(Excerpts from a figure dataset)

_ _ _ _

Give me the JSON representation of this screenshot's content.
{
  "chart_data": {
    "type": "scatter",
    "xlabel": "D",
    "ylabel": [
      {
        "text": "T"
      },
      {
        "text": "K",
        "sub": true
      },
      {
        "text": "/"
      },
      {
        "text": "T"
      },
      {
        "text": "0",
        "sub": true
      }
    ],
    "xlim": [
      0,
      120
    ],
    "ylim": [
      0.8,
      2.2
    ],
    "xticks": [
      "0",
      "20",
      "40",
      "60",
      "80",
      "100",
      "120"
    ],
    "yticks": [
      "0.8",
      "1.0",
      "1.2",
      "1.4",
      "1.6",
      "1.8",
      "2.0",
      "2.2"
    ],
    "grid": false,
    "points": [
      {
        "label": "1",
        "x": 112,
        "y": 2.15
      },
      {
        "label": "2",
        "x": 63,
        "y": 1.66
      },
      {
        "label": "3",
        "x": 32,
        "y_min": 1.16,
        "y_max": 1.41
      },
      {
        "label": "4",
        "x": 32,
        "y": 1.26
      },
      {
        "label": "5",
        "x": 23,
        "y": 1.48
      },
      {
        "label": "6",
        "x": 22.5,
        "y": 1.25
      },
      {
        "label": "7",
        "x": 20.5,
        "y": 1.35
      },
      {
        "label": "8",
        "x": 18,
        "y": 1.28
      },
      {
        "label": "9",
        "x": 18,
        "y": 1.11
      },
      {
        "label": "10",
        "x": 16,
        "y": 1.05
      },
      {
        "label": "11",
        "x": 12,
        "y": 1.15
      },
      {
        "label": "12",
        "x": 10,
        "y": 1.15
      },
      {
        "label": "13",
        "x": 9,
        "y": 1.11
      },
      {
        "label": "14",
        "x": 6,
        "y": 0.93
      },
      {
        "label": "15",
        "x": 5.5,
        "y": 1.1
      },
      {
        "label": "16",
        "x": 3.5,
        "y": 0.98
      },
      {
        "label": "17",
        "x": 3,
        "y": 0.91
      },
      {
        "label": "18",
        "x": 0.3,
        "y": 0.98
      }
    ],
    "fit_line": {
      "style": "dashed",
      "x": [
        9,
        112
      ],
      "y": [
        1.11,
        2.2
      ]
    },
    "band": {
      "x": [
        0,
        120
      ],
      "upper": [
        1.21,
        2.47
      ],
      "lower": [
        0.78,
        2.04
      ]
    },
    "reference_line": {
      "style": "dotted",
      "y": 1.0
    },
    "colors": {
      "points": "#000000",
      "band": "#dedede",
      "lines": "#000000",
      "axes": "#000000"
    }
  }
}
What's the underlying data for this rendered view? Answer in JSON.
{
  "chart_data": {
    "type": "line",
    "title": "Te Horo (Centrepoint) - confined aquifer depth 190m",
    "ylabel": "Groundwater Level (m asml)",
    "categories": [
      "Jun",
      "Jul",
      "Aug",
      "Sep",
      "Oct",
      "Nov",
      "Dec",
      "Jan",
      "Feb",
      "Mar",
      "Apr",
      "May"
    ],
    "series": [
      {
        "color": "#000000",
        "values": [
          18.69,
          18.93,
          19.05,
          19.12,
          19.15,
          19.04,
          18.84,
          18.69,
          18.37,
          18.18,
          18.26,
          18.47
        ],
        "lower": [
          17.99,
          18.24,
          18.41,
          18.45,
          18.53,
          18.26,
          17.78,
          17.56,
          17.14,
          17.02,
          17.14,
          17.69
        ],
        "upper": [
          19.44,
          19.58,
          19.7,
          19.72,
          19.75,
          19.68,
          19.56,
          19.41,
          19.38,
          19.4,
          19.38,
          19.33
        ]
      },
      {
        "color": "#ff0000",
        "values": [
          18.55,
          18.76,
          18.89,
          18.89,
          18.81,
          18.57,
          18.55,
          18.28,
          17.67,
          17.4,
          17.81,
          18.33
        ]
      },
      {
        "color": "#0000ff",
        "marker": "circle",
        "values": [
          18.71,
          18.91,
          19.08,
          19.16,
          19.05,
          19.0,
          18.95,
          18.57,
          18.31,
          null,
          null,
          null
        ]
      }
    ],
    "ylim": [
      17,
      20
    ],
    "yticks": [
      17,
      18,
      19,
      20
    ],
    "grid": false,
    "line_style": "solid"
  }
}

_ _ _ _

Every entry must be quoted exactly as it appears above.

-- The response --
Give me the JSON representation of this screenshot's content.
{
  "chart_data": {
    "type": "scatter",
    "xlabel": "D",
    "ylabel": [
      {
        "text": "T"
      },
      {
        "text": "K",
        "sub": true
      },
      {
        "text": "/"
      },
      {
        "text": "T"
      },
      {
        "text": "0",
        "sub": true
      }
    ],
    "xlim": [
      0,
      120
    ],
    "ylim": [
      0.8,
      2.2
    ],
    "xticks": [
      "0",
      "20",
      "40",
      "60",
      "80",
      "100",
      "120"
    ],
    "yticks": [
      "0.8",
      "1.0",
      "1.2",
      "1.4",
      "1.6",
      "1.8",
      "2.0",
      "2.2"
    ],
    "grid": false,
    "points": [
      {
        "label": "1",
        "x": 112,
        "y": 2.15
      },
      {
        "label": "2",
        "x": 63,
        "y": 1.66
      },
      {
        "label": "3",
        "x": 32,
        "y_min": 1.16,
        "y_max": 1.41
      },
      {
        "label": "4",
        "x": 32,
        "y": 1.26
      },
      {
        "label": "5",
        "x": 23,
        "y": 1.48
      },
      {
        "label": "6",
        "x": 22.5,
        "y": 1.25
      },
      {
        "label": "7",
        "x": 20.5,
        "y": 1.35
      },
      {
        "label": "8",
        "x": 18,
        "y": 1.28
      },
      {
        "label": "9",
        "x": 18,
        "y": 1.11
      },
      {
        "label": "10",
        "x": 16,
        "y": 1.05
      },
      {
        "label": "11",
        "x": 12,
        "y": 1.15
      },
      {
        "label": "12",
        "x": 10,
        "y": 1.15
      },
      {
        "label": "13",
        "x": 9,
        "y": 1.11
      },
      {
        "label": "14",
        "x": 6,
        "y": 0.93
      },
      {
        "label": "15",
        "x": 5.5,
        "y": 1.1
      },
      {
        "label": "16",
        "x": 3.5,
        "y": 0.98
      },
      {
        "label": "17",
        "x": 3,
        "y": 0.91
      },
      {
        "label": "18",
        "x": 0.3,
        "y": 0.98
      }
    ],
    "fit_line": {
      "style": "dashed",
      "x": [
        9,
        112
      ],
      "y": [
        1.11,
        2.2
      ]
    },
    "band": {
      "x": [
        0,
        120
      ],
      "upper": [
        1.21,
        2.47
      ],
      "lower": [
        0.78,
        2.04
      ]
    },
    "reference_line": {
      "style": "dotted",
      "y": 1.0
    },
    "colors": {
      "points": "#000000",
      "band": "#dedede",
      "lines": "#000000",
      "axes": "#000000"
    }
  }
}
What's the underlying data for this rendered view? Answer in JSON.
{
  "chart_data": {
    "type": "line",
    "title": "Te Horo (Centrepoint) - confined aquifer depth 190m",
    "ylabel": "Groundwater Level (m asml)",
    "categories": [
      "Jun",
      "Jul",
      "Aug",
      "Sep",
      "Oct",
      "Nov",
      "Dec",
      "Jan",
      "Feb",
      "Mar",
      "Apr",
      "May"
    ],
    "series": [
      {
        "color": "#000000",
        "values": [
          18.69,
          18.93,
          19.05,
          19.12,
          19.15,
          19.04,
          18.84,
          18.69,
          18.37,
          18.18,
          18.26,
          18.47
        ],
        "lower": [
          17.99,
          18.24,
          18.41,
          18.45,
          18.53,
          18.26,
          17.78,
          17.56,
          17.14,
          17.02,
          17.14,
          17.69
        ],
        "upper": [
          19.44,
          19.58,
          19.7,
          19.72,
          19.75,
          19.68,
          19.56,
          19.41,
          19.38,
          19.4,
          19.38,
          19.33
        ]
      },
      {
        "color": "#ff0000",
        "values": [
          18.55,
          18.76,
          18.89,
          18.89,
          18.81,
          18.57,
          18.55,
          18.28,
          17.67,
          17.4,
          17.81,
          18.33
        ]
      },
      {
        "color": "#0000ff",
        "marker": "circle",
        "values": [
          18.71,
          18.91,
          19.08,
          19.16,
          19.05,
          19.0,
          18.95,
          18.57,
          18.31,
          null,
          null,
          null
        ]
      }
    ],
    "ylim": [
      17,
      20
    ],
    "yticks": [
      17,
      18,
      19,
      20
    ],
    "grid": false,
    "line_style": "solid"
  }
}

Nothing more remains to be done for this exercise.